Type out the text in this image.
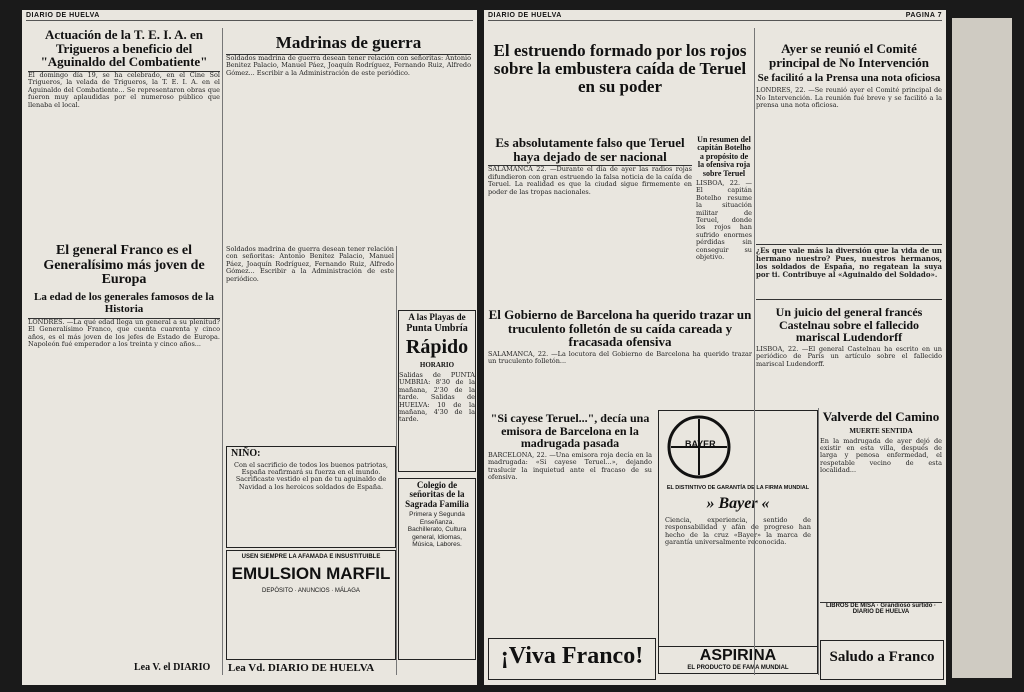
DIARIO DE HUELVA
Actuación de la T. E. I. A. en Trigueros a beneficio del "Aguinaldo del Combatiente"

El domingo día 19, se ha celebrado, en el Cine Sol Trigueros, la velada de Trigueros, la T. E. I. A. en el Aguinaldo del Combatiente... Se representaron obras que fueron muy aplaudidas por el numeroso público que llenaba el local.

Madrinas de guerra

Soldados madrina de guerra desean tener relación con señoritas: Antonio Benitez Palacio, Manuel Páez, Joaquín Rodríguez, Fernando Ruiz, Alfredo Gómez... Escribir a la Administración de este periódico.

El general Franco es el Generalísimo más joven de Europa
La edad de los generales famosos de la Historia

LONDRES. —La qué edad llega un general a su plenitud? El Generalísimo Franco, que cuenta cuarenta y cinco años, es el más joven de los jefes de Estado de Europa. Napoleón fué emperador a los treinta y cinco años...

Soldados madrina de guerra desean tener relación con señoritas: Antonio Benitez Palacio, Manuel Páez, Joaquín Rodríguez, Fernando Ruiz, Alfredo Gómez... Escribir a la Administración de este periódico.

A las Playas de
Punta Umbría
Rápido
HORARIO

Salidas de PUNTA UMBRIA: 8'30 de la mañana, 2'30 de la tarde. Salidas de HUELVA: 10 de la mañana, 4'30 de la tarde.

NIÑO:

Con el sacrificio de todos los buenos patriotas, España reafirmará su fuerza en el mundo. Sacrificaste vestido el pan de tu aguinaldo de Navidad a los heroicos soldados de España.

USEN SIEMPRE LA AFAMADA E INSUSTITUIBLE
EMULSION MARFIL
DEPÓSITO · ANUNCIOS · MÁLAGA
Colegio de señoritas de la Sagrada Familia

Primera y Segunda Enseñanza. Bachillerato, Cultura general, Idiomas, Música, Labores.

Lea V. el DIARIO	Lea Vd. DIARIO DE HUELVA
DIARIO DE HUELVA	PAGINA 7
El estruendo formado por los rojos sobre la embustera caída de Teruel en su poder
Es absolutamente falso que Teruel haya dejado de ser nacional

SALAMANCA 22. —Durante el día de ayer las radios rojas difundieron con gran estruendo la falsa noticia de la caída de Teruel. La realidad es que la ciudad sigue firmemente en poder de las tropas nacionales.

Un resumen del capitán Botelho a propósito de la ofensiva roja sobre Teruel

LISBOA, 22. —El capitán Botelho resume la situación militar de Teruel, donde los rojos han sufrido enormes pérdidas sin conseguir su objetivo.

Ayer se reunió el Comité principal de No Intervención
Se facilitó a la Prensa una nota oficiosa

LONDRES, 22. —Se reunió ayer el Comité principal de No Intervención. La reunión fué breve y se facilitó a la prensa una nota oficiosa.

¿Es que vale más la diversión que la vida de un hermano nuestro? Pues, nuestros hermanos, los soldados de España, no regatean la suya por ti. Contribuye al «Aguinaldo del Soldado».

El Gobierno de Barcelona ha querido trazar un truculento folletón de su caída careada y fracasada ofensiva

SALAMANCA, 22. —La locutora del Gobierno de Barcelona ha querido trazar un truculento folletón...

Un juicio del general francés Castelnau sobre el fallecido mariscal Ludendorff

LISBOA, 22. —El general Castelnau ha escrito en un periódico de París un artículo sobre el fallecido mariscal Ludendorff.

"Si cayese Teruel...", decía una emisora de Barcelona en la madrugada pasada

BARCELONA, 22. —Una emisora roja decía en la madrugada: «Si cayese Teruel...», dejando traslucir la inquietud ante el fracaso de su ofensiva.

BAYER
EL DISTINTIVO DE GARANTÍA DE LA FIRMA MUNDIAL
» Bayer «

Ciencia, experiencia, sentido de responsabilidad y afán de progreso han hecho de la cruz «Bayer» la marca de garantía universalmente reconocida.

ASPIRINA
EL PRODUCTO DE FAMA MUNDIAL
Valverde del Camino
MUERTE SENTIDA

En la madrugada de ayer dejó de existir en esta villa, después de larga y penosa enfermedad, el respetable vecino de esta localidad...

LIBROS DE MISA · Grandioso surtido · DIARIO DE HUELVA
¡Viva Franco!	Saludo a Franco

·····

- SHORT TASK -
Pictures stay out of the copy; please restate every record above exactly.

- EXERCISE RESPONSE -
Type out the text in this image.
DIARIO DE HUELVA
Actuación de la T. E. I. A. en Trigueros a beneficio del "Aguinaldo del Combatiente"

El domingo día 19, se ha celebrado, en el Cine Sol Trigueros, la velada de Trigueros, la T. E. I. A. en el Aguinaldo del Combatiente... Se representaron obras que fueron muy aplaudidas por el numeroso público que llenaba el local.

Madrinas de guerra

Soldados madrina de guerra desean tener relación con señoritas: Antonio Benitez Palacio, Manuel Páez, Joaquín Rodríguez, Fernando Ruiz, Alfredo Gómez... Escribir a la Administración de este periódico.

El general Franco es el Generalísimo más joven de Europa
La edad de los generales famosos de la Historia

LONDRES. —La qué edad llega un general a su plenitud? El Generalísimo Franco, que cuenta cuarenta y cinco años, es el más joven de los jefes de Estado de Europa. Napoleón fué emperador a los treinta y cinco años...

Soldados madrina de guerra desean tener relación con señoritas: Antonio Benitez Palacio, Manuel Páez, Joaquín Rodríguez, Fernando Ruiz, Alfredo Gómez... Escribir a la Administración de este periódico.

A las Playas de
Punta Umbría
Rápido
HORARIO

Salidas de PUNTA UMBRIA: 8'30 de la mañana, 2'30 de la tarde. Salidas de HUELVA: 10 de la mañana, 4'30 de la tarde.

NIÑO:

Con el sacrificio de todos los buenos patriotas, España reafirmará su fuerza en el mundo. Sacrificaste vestido el pan de tu aguinaldo de Navidad a los heroicos soldados de España.

USEN SIEMPRE LA AFAMADA E INSUSTITUIBLE
EMULSION MARFIL
DEPÓSITO · ANUNCIOS · MÁLAGA
Colegio de señoritas de la Sagrada Familia

Primera y Segunda Enseñanza. Bachillerato, Cultura general, Idiomas, Música, Labores.

Lea V. el DIARIO	Lea Vd. DIARIO DE HUELVA
DIARIO DE HUELVA	PAGINA 7
El estruendo formado por los rojos sobre la embustera caída de Teruel en su poder
Es absolutamente falso que Teruel haya dejado de ser nacional

SALAMANCA 22. —Durante el día de ayer las radios rojas difundieron con gran estruendo la falsa noticia de la caída de Teruel. La realidad es que la ciudad sigue firmemente en poder de las tropas nacionales.

Un resumen del capitán Botelho a propósito de la ofensiva roja sobre Teruel

LISBOA, 22. —El capitán Botelho resume la situación militar de Teruel, donde los rojos han sufrido enormes pérdidas sin conseguir su objetivo.

Ayer se reunió el Comité principal de No Intervención
Se facilitó a la Prensa una nota oficiosa

LONDRES, 22. —Se reunió ayer el Comité principal de No Intervención. La reunión fué breve y se facilitó a la prensa una nota oficiosa.

¿Es que vale más la diversión que la vida de un hermano nuestro? Pues, nuestros hermanos, los soldados de España, no regatean la suya por ti. Contribuye al «Aguinaldo del Soldado».

El Gobierno de Barcelona ha querido trazar un truculento folletón de su caída careada y fracasada ofensiva

SALAMANCA, 22. —La locutora del Gobierno de Barcelona ha querido trazar un truculento folletón...

Un juicio del general francés Castelnau sobre el fallecido mariscal Ludendorff

LISBOA, 22. —El general Castelnau ha escrito en un periódico de París un artículo sobre el fallecido mariscal Ludendorff.

"Si cayese Teruel...", decía una emisora de Barcelona en la madrugada pasada

BARCELONA, 22. —Una emisora roja decía en la madrugada: «Si cayese Teruel...», dejando traslucir la inquietud ante el fracaso de su ofensiva.

BAYER
EL DISTINTIVO DE GARANTÍA DE LA FIRMA MUNDIAL
» Bayer «

Ciencia, experiencia, sentido de responsabilidad y afán de progreso han hecho de la cruz «Bayer» la marca de garantía universalmente reconocida.

ASPIRINA
EL PRODUCTO DE FAMA MUNDIAL
Valverde del Camino
MUERTE SENTIDA

En la madrugada de ayer dejó de existir en esta villa, después de larga y penosa enfermedad, el respetable vecino de esta localidad...

LIBROS DE MISA · Grandioso surtido · DIARIO DE HUELVA
¡Viva Franco!	Saludo a Franco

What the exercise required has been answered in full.